Some records
━━━━━━━━━━

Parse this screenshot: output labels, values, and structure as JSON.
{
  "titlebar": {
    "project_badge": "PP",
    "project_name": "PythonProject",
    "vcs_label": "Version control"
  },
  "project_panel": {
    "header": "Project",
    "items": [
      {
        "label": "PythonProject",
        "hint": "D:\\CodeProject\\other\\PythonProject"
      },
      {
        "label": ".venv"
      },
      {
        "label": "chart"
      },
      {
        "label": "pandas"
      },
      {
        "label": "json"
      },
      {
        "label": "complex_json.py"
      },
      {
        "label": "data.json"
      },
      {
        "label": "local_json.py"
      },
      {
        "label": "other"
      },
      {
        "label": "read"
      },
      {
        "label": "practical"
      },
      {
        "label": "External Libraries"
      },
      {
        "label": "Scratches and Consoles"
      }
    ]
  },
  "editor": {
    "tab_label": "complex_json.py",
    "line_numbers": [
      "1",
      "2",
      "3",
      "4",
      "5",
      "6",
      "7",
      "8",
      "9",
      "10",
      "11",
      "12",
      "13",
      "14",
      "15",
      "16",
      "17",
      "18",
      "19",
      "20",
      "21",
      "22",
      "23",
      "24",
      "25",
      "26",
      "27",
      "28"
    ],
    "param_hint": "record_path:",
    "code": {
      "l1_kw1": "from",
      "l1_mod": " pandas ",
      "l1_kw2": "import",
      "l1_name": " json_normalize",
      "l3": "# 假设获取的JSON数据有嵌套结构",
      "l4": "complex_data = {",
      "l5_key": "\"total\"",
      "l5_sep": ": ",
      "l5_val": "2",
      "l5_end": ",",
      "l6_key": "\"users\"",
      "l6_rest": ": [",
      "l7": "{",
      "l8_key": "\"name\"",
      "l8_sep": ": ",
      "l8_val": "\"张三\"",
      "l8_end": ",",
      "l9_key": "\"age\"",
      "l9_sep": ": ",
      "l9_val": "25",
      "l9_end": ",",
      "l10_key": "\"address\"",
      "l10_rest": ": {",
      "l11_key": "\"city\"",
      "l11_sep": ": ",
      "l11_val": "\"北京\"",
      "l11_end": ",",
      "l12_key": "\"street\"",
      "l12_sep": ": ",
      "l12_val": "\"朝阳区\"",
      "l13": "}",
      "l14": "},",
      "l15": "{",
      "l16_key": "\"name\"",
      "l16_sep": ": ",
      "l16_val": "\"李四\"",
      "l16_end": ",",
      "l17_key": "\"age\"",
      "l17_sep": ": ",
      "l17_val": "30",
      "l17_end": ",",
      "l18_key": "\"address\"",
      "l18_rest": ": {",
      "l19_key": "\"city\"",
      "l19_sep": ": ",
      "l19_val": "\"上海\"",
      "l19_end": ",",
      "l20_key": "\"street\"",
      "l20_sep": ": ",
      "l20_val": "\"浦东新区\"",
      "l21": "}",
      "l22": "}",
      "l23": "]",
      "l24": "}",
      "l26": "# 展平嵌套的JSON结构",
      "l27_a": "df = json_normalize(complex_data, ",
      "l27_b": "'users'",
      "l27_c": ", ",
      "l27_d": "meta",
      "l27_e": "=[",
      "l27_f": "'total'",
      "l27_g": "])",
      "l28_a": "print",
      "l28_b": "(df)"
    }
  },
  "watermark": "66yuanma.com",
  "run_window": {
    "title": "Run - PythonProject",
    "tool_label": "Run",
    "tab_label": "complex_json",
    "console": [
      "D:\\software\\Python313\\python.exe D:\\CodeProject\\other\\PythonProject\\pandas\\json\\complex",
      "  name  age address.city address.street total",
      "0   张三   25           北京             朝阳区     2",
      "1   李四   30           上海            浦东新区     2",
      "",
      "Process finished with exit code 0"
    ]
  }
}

━━━━━━━━━━

▸ INSTRUCTIONS TO FOLLOW: Make an exact copy of every line in the data.

▸ EXERCISE SOLUTION:
Parse this screenshot: output labels, values, and structure as JSON.
{
  "titlebar": {
    "project_badge": "PP",
    "project_name": "PythonProject",
    "vcs_label": "Version control"
  },
  "project_panel": {
    "header": "Project",
    "items": [
      {
        "label": "PythonProject",
        "hint": "D:\\CodeProject\\other\\PythonProject"
      },
      {
        "label": ".venv"
      },
      {
        "label": "chart"
      },
      {
        "label": "pandas"
      },
      {
        "label": "json"
      },
      {
        "label": "complex_json.py"
      },
      {
        "label": "data.json"
      },
      {
        "label": "local_json.py"
      },
      {
        "label": "other"
      },
      {
        "label": "read"
      },
      {
        "label": "practical"
      },
      {
        "label": "External Libraries"
      },
      {
        "label": "Scratches and Consoles"
      }
    ]
  },
  "editor": {
    "tab_label": "complex_json.py",
    "line_numbers": [
      "1",
      "2",
      "3",
      "4",
      "5",
      "6",
      "7",
      "8",
      "9",
      "10",
      "11",
      "12",
      "13",
      "14",
      "15",
      "16",
      "17",
      "18",
      "19",
      "20",
      "21",
      "22",
      "23",
      "24",
      "25",
      "26",
      "27",
      "28"
    ],
    "param_hint": "record_path:",
    "code": {
      "l1_kw1": "from",
      "l1_mod": " pandas ",
      "l1_kw2": "import",
      "l1_name": " json_normalize",
      "l3": "# 假设获取的JSON数据有嵌套结构",
      "l4": "complex_data = {",
      "l5_key": "\"total\"",
      "l5_sep": ": ",
      "l5_val": "2",
      "l5_end": ",",
      "l6_key": "\"users\"",
      "l6_rest": ": [",
      "l7": "{",
      "l8_key": "\"name\"",
      "l8_sep": ": ",
      "l8_val": "\"张三\"",
      "l8_end": ",",
      "l9_key": "\"age\"",
      "l9_sep": ": ",
      "l9_val": "25",
      "l9_end": ",",
      "l10_key": "\"address\"",
      "l10_rest": ": {",
      "l11_key": "\"city\"",
      "l11_sep": ": ",
      "l11_val": "\"北京\"",
      "l11_end": ",",
      "l12_key": "\"street\"",
      "l12_sep": ": ",
      "l12_val": "\"朝阳区\"",
      "l13": "}",
      "l14": "},",
      "l15": "{",
      "l16_key": "\"name\"",
      "l16_sep": ": ",
      "l16_val": "\"李四\"",
      "l16_end": ",",
      "l17_key": "\"age\"",
      "l17_sep": ": ",
      "l17_val": "30",
      "l17_end": ",",
      "l18_key": "\"address\"",
      "l18_rest": ": {",
      "l19_key": "\"city\"",
      "l19_sep": ": ",
      "l19_val": "\"上海\"",
      "l19_end": ",",
      "l20_key": "\"street\"",
      "l20_sep": ": ",
      "l20_val": "\"浦东新区\"",
      "l21": "}",
      "l22": "}",
      "l23": "]",
      "l24": "}",
      "l26": "# 展平嵌套的JSON结构",
      "l27_a": "df = json_normalize(complex_data, ",
      "l27_b": "'users'",
      "l27_c": ", ",
      "l27_d": "meta",
      "l27_e": "=[",
      "l27_f": "'total'",
      "l27_g": "])",
      "l28_a": "print",
      "l28_b": "(df)"
    }
  },
  "watermark": "66yuanma.com",
  "run_window": {
    "title": "Run - PythonProject",
    "tool_label": "Run",
    "tab_label": "complex_json",
    "console": [
      "D:\\software\\Python313\\python.exe D:\\CodeProject\\other\\PythonProject\\pandas\\json\\complex",
      "  name  age address.city address.street total",
      "0   张三   25           北京             朝阳区     2",
      "1   李四   30           上海            浦东新区     2",
      "",
      "Process finished with exit code 0"
    ]
  }
}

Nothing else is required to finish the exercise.